2

I really couldn't find a solution for :

PytestCollectionWarning: cannot collect test class 'TestBlaBla' because it has a init constructor

Here is my testing module and it needs to take the arguments outside of this file because at the end of the day I'm gonna call all test modules in a single file and run them all over different names and there is a bunch of names. I have to init them but when I run pytest it always ignores these classes. Idk how to handle without initializing them. If there is any suggestions I would be glad to hear.

tests/test_bla_bla.py
class TestBlaBla():
    def __init__(self, **kwargs):
     
        self.name1 = kwargs.get("name1")
        self.name2 = kwargs.get("name2")

    @pytest.fixture(scope='session')
    def load_data_here(self): 
        return load_data(self.name1) # a function comes from a utils file. it only stands for load data and it needs take a name for path
..
"continue with test_ functions that use output of load_data_here"

tests/main.py
class TestingAll:
    def __init__(self, *args, **kwargs):
        self.name1 = kwargs.get("name1")
        self.name2 = kwargs.get("name2")
        self._process()
        
    def _process(self):
        TestBlaBla(name1 = self.name1, name2= self.name2)
        TestBlaBla2(name1 = self.name1, name2= self.name2)

        
        
if __name__ == "__main__":
    Test = TestingAll(name1 = "name1", name2= "name2")

+++++

### REQUIRED ACTIONS
1 – In the pytest question, what reason does the warning give for not collecting the test class 'TestBlaBla'?
2 – Summarize the pytest question in two sentences.
Nothing in the listing is needed.

+++++

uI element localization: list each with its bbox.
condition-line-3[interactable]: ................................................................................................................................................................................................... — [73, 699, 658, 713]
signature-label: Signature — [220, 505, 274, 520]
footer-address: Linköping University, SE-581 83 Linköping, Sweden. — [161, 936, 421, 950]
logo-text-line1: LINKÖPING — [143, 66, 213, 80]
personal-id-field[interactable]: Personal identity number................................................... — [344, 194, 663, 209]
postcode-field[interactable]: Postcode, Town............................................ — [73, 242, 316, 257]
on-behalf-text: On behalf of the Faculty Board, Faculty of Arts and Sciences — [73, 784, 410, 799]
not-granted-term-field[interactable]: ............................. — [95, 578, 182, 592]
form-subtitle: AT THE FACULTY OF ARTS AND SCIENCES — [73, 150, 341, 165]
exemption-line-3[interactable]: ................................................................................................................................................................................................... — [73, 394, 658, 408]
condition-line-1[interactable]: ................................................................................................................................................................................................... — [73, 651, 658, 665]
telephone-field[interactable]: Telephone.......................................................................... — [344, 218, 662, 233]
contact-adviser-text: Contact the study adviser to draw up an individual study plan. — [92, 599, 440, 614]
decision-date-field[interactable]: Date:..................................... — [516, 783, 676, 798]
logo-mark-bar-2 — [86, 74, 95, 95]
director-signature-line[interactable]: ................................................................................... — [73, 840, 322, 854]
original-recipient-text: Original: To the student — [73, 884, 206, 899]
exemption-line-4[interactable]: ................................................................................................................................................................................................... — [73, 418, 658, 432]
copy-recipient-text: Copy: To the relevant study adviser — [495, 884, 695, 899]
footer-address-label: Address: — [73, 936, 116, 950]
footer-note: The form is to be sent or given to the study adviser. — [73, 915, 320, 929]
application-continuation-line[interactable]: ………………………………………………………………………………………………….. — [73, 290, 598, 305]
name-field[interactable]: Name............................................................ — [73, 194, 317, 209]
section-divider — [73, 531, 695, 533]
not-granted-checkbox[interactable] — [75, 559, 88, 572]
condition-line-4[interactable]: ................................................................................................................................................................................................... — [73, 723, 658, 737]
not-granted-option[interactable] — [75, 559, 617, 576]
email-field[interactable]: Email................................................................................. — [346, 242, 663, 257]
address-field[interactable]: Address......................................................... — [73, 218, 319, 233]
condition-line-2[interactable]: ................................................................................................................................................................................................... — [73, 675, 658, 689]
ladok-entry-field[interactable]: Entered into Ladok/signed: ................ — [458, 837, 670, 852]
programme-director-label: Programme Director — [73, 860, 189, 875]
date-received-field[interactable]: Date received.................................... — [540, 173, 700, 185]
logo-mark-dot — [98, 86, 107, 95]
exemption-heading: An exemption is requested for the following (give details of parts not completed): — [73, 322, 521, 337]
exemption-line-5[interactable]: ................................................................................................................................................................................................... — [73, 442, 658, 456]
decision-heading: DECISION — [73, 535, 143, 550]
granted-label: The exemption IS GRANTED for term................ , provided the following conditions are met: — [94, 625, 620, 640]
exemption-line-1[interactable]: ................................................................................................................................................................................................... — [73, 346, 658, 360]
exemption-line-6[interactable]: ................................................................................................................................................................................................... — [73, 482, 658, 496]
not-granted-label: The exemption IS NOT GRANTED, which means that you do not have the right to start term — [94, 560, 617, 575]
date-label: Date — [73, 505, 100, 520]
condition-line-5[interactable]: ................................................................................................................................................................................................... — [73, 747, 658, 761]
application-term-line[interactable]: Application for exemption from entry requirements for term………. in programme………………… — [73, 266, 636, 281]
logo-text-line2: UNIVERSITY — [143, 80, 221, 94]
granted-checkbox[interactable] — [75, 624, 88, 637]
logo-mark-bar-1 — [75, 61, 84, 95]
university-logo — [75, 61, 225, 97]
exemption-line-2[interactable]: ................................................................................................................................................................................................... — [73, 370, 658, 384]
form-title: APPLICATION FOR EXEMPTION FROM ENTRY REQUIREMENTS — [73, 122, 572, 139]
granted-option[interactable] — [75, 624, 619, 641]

+++++

### COMPLETED EXERCISE
1 – It has an init constructor.

2 – The writer gets a PytestCollectionWarning that pytest cannot collect the test class 'TestBlaBla' because it has an init constructor, so pytest always ignores these classes. The class has to be initialized with names passed in from outside the file, since all test modules will eventually be called from a single file and run over many different names, and the writer asks for suggestions on handling this without initializing the classes.